**WRITTEN TASK**
Select all lines holding the word "this" from the entries that follow.

[Lines of data]

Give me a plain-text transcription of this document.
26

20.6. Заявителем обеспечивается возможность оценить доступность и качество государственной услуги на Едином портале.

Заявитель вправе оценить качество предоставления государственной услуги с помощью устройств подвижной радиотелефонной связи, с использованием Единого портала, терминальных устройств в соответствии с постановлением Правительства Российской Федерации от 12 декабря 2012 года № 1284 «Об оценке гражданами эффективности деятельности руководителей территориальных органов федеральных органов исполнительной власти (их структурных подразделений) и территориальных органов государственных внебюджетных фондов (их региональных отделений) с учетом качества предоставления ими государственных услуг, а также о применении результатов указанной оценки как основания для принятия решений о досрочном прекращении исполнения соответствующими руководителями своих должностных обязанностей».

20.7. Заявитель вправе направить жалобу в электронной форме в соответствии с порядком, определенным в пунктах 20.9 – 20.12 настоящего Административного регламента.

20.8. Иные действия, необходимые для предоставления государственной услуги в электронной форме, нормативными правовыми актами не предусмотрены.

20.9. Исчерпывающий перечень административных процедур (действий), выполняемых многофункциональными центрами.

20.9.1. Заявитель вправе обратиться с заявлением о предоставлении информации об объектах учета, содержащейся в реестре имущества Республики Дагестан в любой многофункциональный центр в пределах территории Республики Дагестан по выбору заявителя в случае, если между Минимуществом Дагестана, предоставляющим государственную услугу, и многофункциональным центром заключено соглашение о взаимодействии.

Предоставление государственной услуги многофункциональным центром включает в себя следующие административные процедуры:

* * *

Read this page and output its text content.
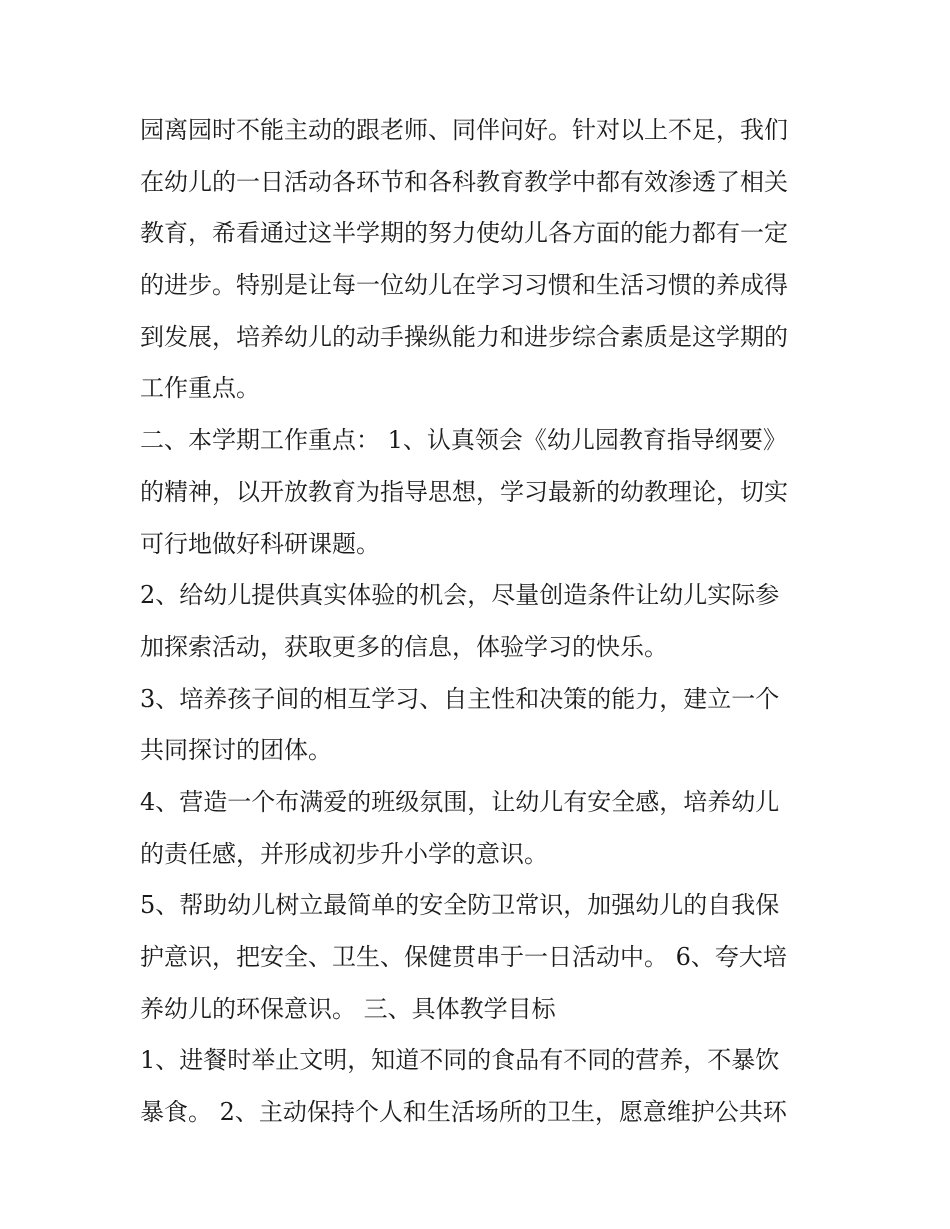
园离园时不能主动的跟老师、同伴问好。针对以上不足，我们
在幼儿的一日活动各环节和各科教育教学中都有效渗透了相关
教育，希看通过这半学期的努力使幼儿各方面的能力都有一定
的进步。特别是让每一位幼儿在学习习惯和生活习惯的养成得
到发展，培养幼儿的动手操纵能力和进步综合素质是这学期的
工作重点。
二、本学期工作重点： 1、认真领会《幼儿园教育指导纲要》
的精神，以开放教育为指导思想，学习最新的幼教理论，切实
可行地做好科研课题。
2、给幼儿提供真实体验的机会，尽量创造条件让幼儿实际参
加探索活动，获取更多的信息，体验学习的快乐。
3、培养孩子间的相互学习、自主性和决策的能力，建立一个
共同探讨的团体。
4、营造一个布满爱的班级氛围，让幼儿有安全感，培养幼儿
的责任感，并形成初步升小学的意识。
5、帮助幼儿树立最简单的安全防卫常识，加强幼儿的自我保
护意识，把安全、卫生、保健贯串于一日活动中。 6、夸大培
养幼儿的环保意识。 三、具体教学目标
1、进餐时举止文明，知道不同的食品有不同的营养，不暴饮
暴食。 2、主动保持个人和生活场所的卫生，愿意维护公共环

**THE REPLY**
Give me a plain-text transcription of this document.
Read this page and output its text content.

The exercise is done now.